[Exercise details]
Output an exact reproduction of the data.
++++++++++
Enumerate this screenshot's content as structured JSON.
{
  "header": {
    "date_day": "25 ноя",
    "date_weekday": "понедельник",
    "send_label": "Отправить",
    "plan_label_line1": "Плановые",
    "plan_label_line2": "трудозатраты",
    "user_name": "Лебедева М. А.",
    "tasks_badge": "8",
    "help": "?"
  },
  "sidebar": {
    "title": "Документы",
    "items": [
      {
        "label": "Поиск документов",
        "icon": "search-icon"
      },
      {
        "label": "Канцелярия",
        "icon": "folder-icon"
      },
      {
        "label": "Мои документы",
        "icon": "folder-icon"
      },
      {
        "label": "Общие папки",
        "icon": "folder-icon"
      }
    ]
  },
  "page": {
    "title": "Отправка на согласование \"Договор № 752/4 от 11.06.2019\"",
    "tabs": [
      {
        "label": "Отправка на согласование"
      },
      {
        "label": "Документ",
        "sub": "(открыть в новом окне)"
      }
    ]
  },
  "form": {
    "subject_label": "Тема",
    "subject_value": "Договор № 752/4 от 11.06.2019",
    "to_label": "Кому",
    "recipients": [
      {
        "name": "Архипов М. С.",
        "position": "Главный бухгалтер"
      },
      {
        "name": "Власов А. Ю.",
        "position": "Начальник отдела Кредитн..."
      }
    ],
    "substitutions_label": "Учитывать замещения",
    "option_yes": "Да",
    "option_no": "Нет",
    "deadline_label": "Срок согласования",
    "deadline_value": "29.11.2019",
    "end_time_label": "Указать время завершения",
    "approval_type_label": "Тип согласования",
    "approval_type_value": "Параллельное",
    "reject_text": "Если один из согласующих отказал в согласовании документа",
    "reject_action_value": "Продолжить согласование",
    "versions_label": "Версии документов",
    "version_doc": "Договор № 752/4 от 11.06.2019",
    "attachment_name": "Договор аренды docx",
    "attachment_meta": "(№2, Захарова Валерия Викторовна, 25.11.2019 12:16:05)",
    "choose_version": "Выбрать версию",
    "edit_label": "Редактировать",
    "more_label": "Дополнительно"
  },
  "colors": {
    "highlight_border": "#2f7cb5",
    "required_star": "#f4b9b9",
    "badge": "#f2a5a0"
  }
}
++++++++++
[Expected output]
Enumerate this screenshot's content as structured JSON.
{
  "header": {
    "date_day": "25 ноя",
    "date_weekday": "понедельник",
    "send_label": "Отправить",
    "plan_label_line1": "Плановые",
    "plan_label_line2": "трудозатраты",
    "user_name": "Лебедева М. А.",
    "tasks_badge": "8",
    "help": "?"
  },
  "sidebar": {
    "title": "Документы",
    "items": [
      {
        "label": "Поиск документов",
        "icon": "search-icon"
      },
      {
        "label": "Канцелярия",
        "icon": "folder-icon"
      },
      {
        "label": "Мои документы",
        "icon": "folder-icon"
      },
      {
        "label": "Общие папки",
        "icon": "folder-icon"
      }
    ]
  },
  "page": {
    "title": "Отправка на согласование \"Договор № 752/4 от 11.06.2019\"",
    "tabs": [
      {
        "label": "Отправка на согласование"
      },
      {
        "label": "Документ",
        "sub": "(открыть в новом окне)"
      }
    ]
  },
  "form": {
    "subject_label": "Тема",
    "subject_value": "Договор № 752/4 от 11.06.2019",
    "to_label": "Кому",
    "recipients": [
      {
        "name": "Архипов М. С.",
        "position": "Главный бухгалтер"
      },
      {
        "name": "Власов А. Ю.",
        "position": "Начальник отдела Кредитн..."
      }
    ],
    "substitutions_label": "Учитывать замещения",
    "option_yes": "Да",
    "option_no": "Нет",
    "deadline_label": "Срок согласования",
    "deadline_value": "29.11.2019",
    "end_time_label": "Указать время завершения",
    "approval_type_label": "Тип согласования",
    "approval_type_value": "Параллельное",
    "reject_text": "Если один из согласующих отказал в согласовании документа",
    "reject_action_value": "Продолжить согласование",
    "versions_label": "Версии документов",
    "version_doc": "Договор № 752/4 от 11.06.2019",
    "attachment_name": "Договор аренды docx",
    "attachment_meta": "(№2, Захарова Валерия Викторовна, 25.11.2019 12:16:05)",
    "choose_version": "Выбрать версию",
    "edit_label": "Редактировать",
    "more_label": "Дополнительно"
  },
  "colors": {
    "highlight_border": "#2f7cb5",
    "required_star": "#f4b9b9",
    "badge": "#f2a5a0"
  }
}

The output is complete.